=== YOUR GOAL ===
Find the lines containing "value" and say how many there are, with no other words.

=== DATA SECTION ===

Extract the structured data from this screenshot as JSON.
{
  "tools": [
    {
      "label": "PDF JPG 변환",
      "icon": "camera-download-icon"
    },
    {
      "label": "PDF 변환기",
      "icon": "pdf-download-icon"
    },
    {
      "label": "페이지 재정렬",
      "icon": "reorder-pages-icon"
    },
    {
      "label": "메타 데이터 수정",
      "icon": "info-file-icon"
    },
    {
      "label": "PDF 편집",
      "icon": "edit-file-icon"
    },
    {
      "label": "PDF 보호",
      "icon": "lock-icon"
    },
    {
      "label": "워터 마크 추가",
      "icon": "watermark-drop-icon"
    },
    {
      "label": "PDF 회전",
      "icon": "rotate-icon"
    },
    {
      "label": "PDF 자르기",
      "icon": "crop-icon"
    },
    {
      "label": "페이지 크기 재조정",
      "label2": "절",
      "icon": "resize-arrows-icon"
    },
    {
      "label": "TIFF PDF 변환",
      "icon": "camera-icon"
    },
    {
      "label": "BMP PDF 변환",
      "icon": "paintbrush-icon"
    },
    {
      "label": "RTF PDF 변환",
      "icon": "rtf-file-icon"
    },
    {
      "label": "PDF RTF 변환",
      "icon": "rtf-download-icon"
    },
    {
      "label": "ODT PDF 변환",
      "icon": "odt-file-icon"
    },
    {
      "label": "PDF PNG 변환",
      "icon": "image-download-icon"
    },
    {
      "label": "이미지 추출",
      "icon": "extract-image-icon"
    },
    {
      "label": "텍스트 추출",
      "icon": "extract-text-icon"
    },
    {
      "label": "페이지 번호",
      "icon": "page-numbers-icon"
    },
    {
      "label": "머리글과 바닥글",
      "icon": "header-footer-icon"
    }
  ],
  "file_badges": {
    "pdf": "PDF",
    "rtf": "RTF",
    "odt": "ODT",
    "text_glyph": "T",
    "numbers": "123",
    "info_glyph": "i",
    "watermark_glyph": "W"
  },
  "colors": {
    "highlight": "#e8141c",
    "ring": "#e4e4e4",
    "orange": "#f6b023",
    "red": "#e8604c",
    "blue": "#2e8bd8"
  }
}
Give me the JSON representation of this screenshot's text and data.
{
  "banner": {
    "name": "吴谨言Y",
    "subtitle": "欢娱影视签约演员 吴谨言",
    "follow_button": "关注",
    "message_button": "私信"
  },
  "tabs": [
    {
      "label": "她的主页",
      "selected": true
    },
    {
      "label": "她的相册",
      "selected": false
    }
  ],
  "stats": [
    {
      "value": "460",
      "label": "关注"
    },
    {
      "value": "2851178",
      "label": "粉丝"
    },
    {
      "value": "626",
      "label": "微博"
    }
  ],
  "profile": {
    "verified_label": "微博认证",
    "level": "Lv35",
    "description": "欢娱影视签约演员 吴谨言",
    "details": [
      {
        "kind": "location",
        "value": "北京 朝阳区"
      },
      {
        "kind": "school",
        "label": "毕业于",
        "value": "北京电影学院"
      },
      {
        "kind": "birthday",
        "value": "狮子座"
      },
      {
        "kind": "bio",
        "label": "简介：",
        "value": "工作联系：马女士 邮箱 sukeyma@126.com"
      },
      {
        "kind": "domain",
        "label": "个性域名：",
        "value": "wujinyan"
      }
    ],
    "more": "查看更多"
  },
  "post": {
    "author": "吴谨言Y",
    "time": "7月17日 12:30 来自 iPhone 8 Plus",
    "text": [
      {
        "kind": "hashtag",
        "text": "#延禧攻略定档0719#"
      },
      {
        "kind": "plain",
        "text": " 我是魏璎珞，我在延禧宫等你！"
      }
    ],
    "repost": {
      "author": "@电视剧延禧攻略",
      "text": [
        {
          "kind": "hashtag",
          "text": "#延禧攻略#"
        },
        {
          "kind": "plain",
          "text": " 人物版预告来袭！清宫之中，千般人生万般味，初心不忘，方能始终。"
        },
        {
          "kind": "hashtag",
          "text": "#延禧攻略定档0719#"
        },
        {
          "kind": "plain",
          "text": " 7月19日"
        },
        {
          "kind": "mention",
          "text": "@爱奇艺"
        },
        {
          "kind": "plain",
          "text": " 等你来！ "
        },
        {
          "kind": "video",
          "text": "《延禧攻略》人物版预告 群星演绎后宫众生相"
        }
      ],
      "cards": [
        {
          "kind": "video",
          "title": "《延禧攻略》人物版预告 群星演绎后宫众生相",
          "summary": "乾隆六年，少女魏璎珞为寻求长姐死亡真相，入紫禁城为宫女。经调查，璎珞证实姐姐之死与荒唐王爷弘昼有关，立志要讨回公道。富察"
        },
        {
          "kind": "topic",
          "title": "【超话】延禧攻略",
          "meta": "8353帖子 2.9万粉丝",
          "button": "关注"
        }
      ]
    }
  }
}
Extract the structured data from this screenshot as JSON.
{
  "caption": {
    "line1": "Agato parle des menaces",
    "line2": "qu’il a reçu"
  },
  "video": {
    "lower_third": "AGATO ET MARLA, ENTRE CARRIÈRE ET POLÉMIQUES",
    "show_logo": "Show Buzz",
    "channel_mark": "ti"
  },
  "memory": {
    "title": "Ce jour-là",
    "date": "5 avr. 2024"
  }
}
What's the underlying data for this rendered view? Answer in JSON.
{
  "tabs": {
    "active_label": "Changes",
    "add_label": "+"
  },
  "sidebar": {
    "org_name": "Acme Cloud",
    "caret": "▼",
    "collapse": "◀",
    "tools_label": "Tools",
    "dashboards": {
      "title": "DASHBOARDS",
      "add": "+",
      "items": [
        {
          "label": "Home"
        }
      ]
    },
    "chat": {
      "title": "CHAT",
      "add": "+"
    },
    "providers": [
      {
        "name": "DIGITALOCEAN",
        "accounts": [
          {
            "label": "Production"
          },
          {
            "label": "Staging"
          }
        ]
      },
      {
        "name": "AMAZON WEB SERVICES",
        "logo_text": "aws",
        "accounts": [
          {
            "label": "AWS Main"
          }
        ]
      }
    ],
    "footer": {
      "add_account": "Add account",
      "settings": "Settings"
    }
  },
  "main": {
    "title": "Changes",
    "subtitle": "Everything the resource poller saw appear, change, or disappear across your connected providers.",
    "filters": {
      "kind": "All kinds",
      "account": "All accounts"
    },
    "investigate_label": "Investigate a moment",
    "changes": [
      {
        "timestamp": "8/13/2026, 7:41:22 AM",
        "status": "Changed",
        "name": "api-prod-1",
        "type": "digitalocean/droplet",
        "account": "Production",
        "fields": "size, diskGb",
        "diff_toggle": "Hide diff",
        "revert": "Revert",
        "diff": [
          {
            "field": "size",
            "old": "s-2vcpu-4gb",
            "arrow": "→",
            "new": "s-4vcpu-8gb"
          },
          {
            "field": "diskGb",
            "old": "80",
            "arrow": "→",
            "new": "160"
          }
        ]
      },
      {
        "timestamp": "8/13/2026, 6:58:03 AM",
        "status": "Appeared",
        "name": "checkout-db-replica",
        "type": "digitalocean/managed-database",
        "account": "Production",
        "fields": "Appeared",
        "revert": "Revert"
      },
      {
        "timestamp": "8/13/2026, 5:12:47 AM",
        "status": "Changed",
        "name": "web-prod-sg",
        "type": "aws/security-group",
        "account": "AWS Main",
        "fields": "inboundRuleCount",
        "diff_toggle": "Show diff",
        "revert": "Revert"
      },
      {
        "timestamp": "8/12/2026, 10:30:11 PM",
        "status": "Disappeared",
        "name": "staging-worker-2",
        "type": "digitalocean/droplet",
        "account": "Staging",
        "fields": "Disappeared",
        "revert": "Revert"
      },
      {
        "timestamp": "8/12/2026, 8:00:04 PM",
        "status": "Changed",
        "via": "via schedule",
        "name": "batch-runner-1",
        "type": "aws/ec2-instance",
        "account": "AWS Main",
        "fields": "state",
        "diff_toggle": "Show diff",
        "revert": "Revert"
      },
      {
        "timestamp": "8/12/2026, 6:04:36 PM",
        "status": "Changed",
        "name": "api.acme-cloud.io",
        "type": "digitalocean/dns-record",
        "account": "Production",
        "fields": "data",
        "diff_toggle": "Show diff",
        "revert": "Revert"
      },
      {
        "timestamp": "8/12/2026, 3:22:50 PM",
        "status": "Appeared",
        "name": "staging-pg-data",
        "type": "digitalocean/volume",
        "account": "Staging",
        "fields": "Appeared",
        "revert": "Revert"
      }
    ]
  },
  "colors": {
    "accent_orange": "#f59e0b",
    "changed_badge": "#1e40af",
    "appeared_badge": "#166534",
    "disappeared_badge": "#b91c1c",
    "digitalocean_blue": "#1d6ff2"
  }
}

=== SOLUTION TO THE EXERCISE ===
8